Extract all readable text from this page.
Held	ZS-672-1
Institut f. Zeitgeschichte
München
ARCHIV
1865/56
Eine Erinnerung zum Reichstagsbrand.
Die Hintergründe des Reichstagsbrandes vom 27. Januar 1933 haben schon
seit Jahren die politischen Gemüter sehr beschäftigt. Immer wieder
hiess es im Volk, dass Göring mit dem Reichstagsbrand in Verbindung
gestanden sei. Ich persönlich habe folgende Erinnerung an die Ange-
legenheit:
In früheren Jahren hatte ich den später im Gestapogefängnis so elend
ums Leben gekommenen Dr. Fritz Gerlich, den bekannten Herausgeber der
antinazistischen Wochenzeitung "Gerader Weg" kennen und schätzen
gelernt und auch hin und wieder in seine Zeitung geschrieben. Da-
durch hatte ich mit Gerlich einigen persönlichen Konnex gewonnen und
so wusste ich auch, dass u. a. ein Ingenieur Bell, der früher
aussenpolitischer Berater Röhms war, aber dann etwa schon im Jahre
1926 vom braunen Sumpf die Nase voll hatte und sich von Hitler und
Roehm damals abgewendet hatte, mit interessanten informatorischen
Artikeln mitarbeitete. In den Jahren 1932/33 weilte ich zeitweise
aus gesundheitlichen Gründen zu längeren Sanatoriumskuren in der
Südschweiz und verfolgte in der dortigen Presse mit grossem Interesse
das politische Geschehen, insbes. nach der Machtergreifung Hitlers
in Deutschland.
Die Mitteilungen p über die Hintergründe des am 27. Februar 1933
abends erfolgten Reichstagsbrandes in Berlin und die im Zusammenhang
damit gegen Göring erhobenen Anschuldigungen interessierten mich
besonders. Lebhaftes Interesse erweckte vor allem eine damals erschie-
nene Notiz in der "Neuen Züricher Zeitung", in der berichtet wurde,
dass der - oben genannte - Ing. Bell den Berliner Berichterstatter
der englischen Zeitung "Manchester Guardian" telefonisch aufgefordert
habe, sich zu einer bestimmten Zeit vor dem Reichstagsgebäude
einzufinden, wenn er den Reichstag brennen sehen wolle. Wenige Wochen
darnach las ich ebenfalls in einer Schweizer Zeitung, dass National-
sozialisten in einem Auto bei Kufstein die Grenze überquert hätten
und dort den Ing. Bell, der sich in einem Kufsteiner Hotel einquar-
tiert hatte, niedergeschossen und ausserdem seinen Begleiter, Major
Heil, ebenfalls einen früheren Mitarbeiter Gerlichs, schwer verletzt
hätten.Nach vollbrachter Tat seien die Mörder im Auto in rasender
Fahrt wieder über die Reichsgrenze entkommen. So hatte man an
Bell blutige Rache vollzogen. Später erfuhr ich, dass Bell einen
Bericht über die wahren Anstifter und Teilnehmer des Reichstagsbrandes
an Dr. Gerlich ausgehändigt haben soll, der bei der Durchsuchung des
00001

**Work to do:** Which lines hold the word "Hintergründe"? Copy each of them from the records.

**Problem solution:**
Die Hintergründe des Reichstagsbrandes vom 27. Januar 1933 haben schon
Die Mitteilungen p über die Hintergründe des am 27. Februar 1933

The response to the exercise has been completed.